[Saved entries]

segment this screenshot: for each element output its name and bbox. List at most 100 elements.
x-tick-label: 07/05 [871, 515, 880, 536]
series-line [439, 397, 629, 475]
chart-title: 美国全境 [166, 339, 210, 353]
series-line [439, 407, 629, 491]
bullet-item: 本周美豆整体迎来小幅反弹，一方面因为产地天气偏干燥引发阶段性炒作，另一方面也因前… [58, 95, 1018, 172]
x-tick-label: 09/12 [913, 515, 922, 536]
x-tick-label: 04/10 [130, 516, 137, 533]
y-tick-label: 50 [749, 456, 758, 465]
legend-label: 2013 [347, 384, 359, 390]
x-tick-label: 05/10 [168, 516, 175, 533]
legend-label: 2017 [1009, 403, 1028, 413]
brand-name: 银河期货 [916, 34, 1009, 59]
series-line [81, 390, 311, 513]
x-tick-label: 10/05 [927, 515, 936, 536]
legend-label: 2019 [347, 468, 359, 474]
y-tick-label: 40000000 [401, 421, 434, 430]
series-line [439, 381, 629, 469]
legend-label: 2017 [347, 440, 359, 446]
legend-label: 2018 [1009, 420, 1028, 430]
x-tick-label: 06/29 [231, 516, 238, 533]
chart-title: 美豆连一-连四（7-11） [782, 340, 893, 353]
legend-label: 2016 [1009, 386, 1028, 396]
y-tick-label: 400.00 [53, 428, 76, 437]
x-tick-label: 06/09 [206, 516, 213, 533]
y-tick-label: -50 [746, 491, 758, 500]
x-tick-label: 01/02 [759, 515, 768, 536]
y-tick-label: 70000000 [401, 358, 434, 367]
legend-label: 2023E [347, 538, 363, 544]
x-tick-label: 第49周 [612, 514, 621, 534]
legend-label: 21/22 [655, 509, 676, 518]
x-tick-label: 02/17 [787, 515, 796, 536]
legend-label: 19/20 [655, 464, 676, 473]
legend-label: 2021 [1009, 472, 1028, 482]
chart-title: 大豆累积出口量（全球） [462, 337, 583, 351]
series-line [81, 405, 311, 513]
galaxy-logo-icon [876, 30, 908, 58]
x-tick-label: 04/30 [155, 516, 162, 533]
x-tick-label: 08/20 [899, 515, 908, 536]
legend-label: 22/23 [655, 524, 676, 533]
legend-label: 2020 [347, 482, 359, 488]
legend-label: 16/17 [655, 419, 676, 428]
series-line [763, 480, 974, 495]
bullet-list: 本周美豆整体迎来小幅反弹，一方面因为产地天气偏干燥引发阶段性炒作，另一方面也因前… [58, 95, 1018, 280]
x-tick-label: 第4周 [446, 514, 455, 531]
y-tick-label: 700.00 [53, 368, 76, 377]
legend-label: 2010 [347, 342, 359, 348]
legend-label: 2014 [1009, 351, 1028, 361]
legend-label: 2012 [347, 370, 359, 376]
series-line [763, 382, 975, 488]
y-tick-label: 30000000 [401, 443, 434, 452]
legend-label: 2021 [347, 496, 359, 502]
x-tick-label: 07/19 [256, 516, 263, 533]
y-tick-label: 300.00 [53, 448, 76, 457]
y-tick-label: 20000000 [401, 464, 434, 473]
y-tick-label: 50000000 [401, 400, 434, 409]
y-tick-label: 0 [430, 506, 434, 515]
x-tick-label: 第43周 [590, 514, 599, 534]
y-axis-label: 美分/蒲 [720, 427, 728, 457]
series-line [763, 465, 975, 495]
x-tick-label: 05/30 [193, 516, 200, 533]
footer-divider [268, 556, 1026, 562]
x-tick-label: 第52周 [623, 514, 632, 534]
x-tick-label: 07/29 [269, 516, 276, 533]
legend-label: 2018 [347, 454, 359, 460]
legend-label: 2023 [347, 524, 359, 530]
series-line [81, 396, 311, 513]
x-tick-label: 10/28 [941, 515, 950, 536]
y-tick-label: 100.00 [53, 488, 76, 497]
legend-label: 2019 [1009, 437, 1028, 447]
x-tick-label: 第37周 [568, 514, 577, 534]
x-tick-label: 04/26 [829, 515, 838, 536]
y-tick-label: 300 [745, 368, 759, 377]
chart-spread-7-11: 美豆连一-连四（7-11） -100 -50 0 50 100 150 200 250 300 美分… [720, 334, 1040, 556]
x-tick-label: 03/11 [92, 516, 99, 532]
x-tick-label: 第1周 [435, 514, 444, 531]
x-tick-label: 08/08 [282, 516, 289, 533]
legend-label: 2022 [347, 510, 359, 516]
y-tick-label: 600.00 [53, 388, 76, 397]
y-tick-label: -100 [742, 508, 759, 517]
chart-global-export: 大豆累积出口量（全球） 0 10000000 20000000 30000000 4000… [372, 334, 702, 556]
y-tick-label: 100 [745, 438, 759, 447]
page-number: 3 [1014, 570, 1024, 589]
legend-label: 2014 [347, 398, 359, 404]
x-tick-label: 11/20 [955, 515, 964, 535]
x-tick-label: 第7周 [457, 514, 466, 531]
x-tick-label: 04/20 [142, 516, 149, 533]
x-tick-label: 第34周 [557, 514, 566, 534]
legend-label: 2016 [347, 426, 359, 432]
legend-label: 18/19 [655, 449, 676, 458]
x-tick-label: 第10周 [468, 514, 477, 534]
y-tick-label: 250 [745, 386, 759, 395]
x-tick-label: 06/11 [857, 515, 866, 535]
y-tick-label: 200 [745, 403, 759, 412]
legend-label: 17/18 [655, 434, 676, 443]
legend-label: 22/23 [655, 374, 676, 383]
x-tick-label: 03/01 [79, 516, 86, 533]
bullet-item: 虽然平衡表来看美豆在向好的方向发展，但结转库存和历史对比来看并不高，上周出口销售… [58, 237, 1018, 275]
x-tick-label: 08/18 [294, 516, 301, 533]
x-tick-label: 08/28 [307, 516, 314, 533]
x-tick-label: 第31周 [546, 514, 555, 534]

__DIRECTIONS__. Reproduce every one of the items above, word for word and in the same order, with nothing changed.

__FULL OUTPUT__.
segment this screenshot: for each element output its name and bbox. List at most 100 elements.
x-tick-label: 07/05 [871, 515, 880, 536]
series-line [439, 397, 629, 475]
chart-title: 美国全境 [166, 339, 210, 353]
series-line [439, 407, 629, 491]
bullet-item: 本周美豆整体迎来小幅反弹，一方面因为产地天气偏干燥引发阶段性炒作，另一方面也因前… [58, 95, 1018, 172]
x-tick-label: 09/12 [913, 515, 922, 536]
x-tick-label: 04/10 [130, 516, 137, 533]
y-tick-label: 50 [749, 456, 758, 465]
legend-label: 2013 [347, 384, 359, 390]
x-tick-label: 05/10 [168, 516, 175, 533]
legend-label: 2017 [1009, 403, 1028, 413]
brand-name: 银河期货 [916, 34, 1009, 59]
series-line [81, 390, 311, 513]
x-tick-label: 10/05 [927, 515, 936, 536]
legend-label: 2019 [347, 468, 359, 474]
y-tick-label: 40000000 [401, 421, 434, 430]
series-line [439, 381, 629, 469]
legend-label: 2017 [347, 440, 359, 446]
legend-label: 2018 [1009, 420, 1028, 430]
x-tick-label: 06/29 [231, 516, 238, 533]
chart-title: 美豆连一-连四（7-11） [782, 340, 893, 353]
legend-label: 2016 [1009, 386, 1028, 396]
y-tick-label: 400.00 [53, 428, 76, 437]
x-tick-label: 06/09 [206, 516, 213, 533]
y-tick-label: -50 [746, 491, 758, 500]
x-tick-label: 01/02 [759, 515, 768, 536]
y-tick-label: 70000000 [401, 358, 434, 367]
legend-label: 2023E [347, 538, 363, 544]
x-tick-label: 第49周 [612, 514, 621, 534]
legend-label: 21/22 [655, 509, 676, 518]
x-tick-label: 02/17 [787, 515, 796, 536]
legend-label: 19/20 [655, 464, 676, 473]
legend-label: 2021 [1009, 472, 1028, 482]
chart-title: 大豆累积出口量（全球） [462, 337, 583, 351]
series-line [81, 405, 311, 513]
galaxy-logo-icon [876, 30, 908, 58]
x-tick-label: 04/30 [155, 516, 162, 533]
x-tick-label: 08/20 [899, 515, 908, 536]
legend-label: 22/23 [655, 524, 676, 533]
legend-label: 2020 [347, 482, 359, 488]
legend-label: 16/17 [655, 419, 676, 428]
series-line [763, 480, 974, 495]
bullet-list: 本周美豆整体迎来小幅反弹，一方面因为产地天气偏干燥引发阶段性炒作，另一方面也因前… [58, 95, 1018, 280]
x-tick-label: 第4周 [446, 514, 455, 531]
y-tick-label: 700.00 [53, 368, 76, 377]
legend-label: 2010 [347, 342, 359, 348]
legend-label: 2014 [1009, 351, 1028, 361]
legend-label: 2012 [347, 370, 359, 376]
series-line [763, 382, 975, 488]
y-tick-label: 30000000 [401, 443, 434, 452]
legend-label: 2021 [347, 496, 359, 502]
x-tick-label: 07/19 [256, 516, 263, 533]
y-tick-label: 300.00 [53, 448, 76, 457]
y-tick-label: 20000000 [401, 464, 434, 473]
y-tick-label: 50000000 [401, 400, 434, 409]
y-tick-label: 0 [430, 506, 434, 515]
x-tick-label: 第43周 [590, 514, 599, 534]
y-axis-label: 美分/蒲 [720, 427, 728, 457]
series-line [763, 465, 975, 495]
x-tick-label: 05/30 [193, 516, 200, 533]
footer-divider [268, 556, 1026, 562]
x-tick-label: 第52周 [623, 514, 632, 534]
x-tick-label: 07/29 [269, 516, 276, 533]
legend-label: 2018 [347, 454, 359, 460]
legend-label: 2023 [347, 524, 359, 530]
series-line [81, 396, 311, 513]
x-tick-label: 10/28 [941, 515, 950, 536]
y-tick-label: 100.00 [53, 488, 76, 497]
legend-label: 2019 [1009, 437, 1028, 447]
x-tick-label: 第37周 [568, 514, 577, 534]
x-tick-label: 04/26 [829, 515, 838, 536]
y-tick-label: 300 [745, 368, 759, 377]
chart-spread-7-11: 美豆连一-连四（7-11） -100 -50 0 50 100 150 200 250 300 美分… [720, 334, 1040, 556]
x-tick-label: 03/11 [92, 516, 99, 532]
x-tick-label: 第1周 [435, 514, 444, 531]
x-tick-label: 08/08 [282, 516, 289, 533]
legend-label: 2022 [347, 510, 359, 516]
y-tick-label: 600.00 [53, 388, 76, 397]
y-tick-label: -100 [742, 508, 759, 517]
chart-global-export: 大豆累积出口量（全球） 0 10000000 20000000 30000000 4000… [372, 334, 702, 556]
y-tick-label: 100 [745, 438, 759, 447]
page-number: 3 [1014, 570, 1024, 589]
legend-label: 2014 [347, 398, 359, 404]
x-tick-label: 11/20 [955, 515, 964, 535]
x-tick-label: 第7周 [457, 514, 466, 531]
x-tick-label: 04/20 [142, 516, 149, 533]
x-tick-label: 第34周 [557, 514, 566, 534]
legend-label: 2016 [347, 426, 359, 432]
legend-label: 18/19 [655, 449, 676, 458]
x-tick-label: 第10周 [468, 514, 477, 534]
y-tick-label: 250 [745, 386, 759, 395]
x-tick-label: 06/11 [857, 515, 866, 535]
y-tick-label: 200 [745, 403, 759, 412]
legend-label: 17/18 [655, 434, 676, 443]
legend-label: 22/23 [655, 374, 676, 383]
x-tick-label: 03/01 [79, 516, 86, 533]
bullet-item: 虽然平衡表来看美豆在向好的方向发展，但结转库存和历史对比来看并不高，上周出口销售… [58, 237, 1018, 275]
x-tick-label: 08/18 [294, 516, 301, 533]
x-tick-label: 08/28 [307, 516, 314, 533]
x-tick-label: 第31周 [546, 514, 555, 534]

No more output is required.